▶ **TASK DESCRIPTION**
Continue the California housing price prediction document from where it stops.

▶ **DOCUMENT**
····················
🏠 California Housing Price Prediction

Capstone Project – Purwadhika JCDS 3004-009 (Module 3: Machine Learning)

Author: Bonifasius Sinurat

Overview

This project builds a machine learning model to predict the median house price in California using the 1990 census dataset. Beyond accuracy, the project translates predictions into business actions: ROI analysis, negotiation range, and key price drivers for decision makers.

Stakeholders: Chief Marketing Officer (CMO) & Sales Director Goal: Reliable pricing support for faster decisions and better margins.

Repository Structure

California House/ – dataset
catboost_info/ – CatBoost training logs
png/ – images used in docs/README
- actual_vs_predicted.png
- feature_importances.png
- pipeline.png
app.py – Streamlit app
CA_housing_price_regressor.sav – trained model (pickle)
California Housing Price Prediction.pdf – slides
capstone_m3_machine_learning.ipynb – main notebook
requirements.txt – dependencies (or requirements)
runtime.txt – Python version for Streamlit (e.g., 3.11)

Dataset

Source: Pace & Barry (1997), California Housing (1990 Census)
Rows: 14,448 districts
Target: Median House Values
Features: 9 numerical + 1 categorical (oceanProx)
Notes:
- Censoring at $500,001 for high-end prices
- medIncome is recorded in tens of thousands USD (e.g., 3.5 → $35,000)
····················
▶ **DATASET CONTENT**
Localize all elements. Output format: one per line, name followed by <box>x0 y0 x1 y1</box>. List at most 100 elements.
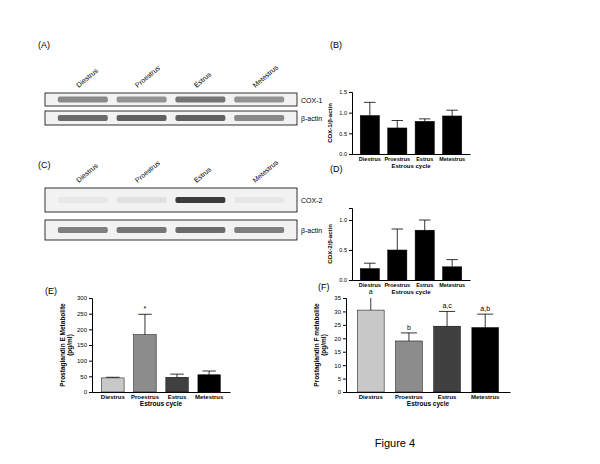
····················
▶ **THE OUTPUT**
Methodology

Preprocessing & Feature Engineering

Missing values: KNNImputer (137 NaN)
Outliers: Winsorizer (Gaussian, fold 2.5)
Scaling: RobustScaler
Encoding: Binary / Ordinal / One-Hot
Target transform: log ↔ exp (via TransformedTargetRegressor)
New features:
- roomsPerHouseholds, bedroomsPerRoom, popPerHouseholds
- isManyRooms (rooms > 95th percentile)
- housingAgeBin (young/middle/old)

Models Evaluated

Linear, Ridge, Lasso, KNN, Decision Tree, Random Forest, XGBoost, CatBoost

Best Model – CatBoost

MAE: $27,533
MAPE: 14.97% (meets ≤ 15% target)
RMSLE: 0.2113

Top Drivers (Feature Importance)

Ocean Proximity (~25.1%)
Median Income (~21.6%)
Latitude (~14%)
Longitude (~14%)

Visuals

Pipeline

Feature Importance

Actual vs Predicted

Business Insights

Negotiation Anchor (around a $260,000 prediction)
- MAE-based range: $222,467 – $277,533
- MAPE-based range: $212,575 – $287,425
ROI Check (example scenario)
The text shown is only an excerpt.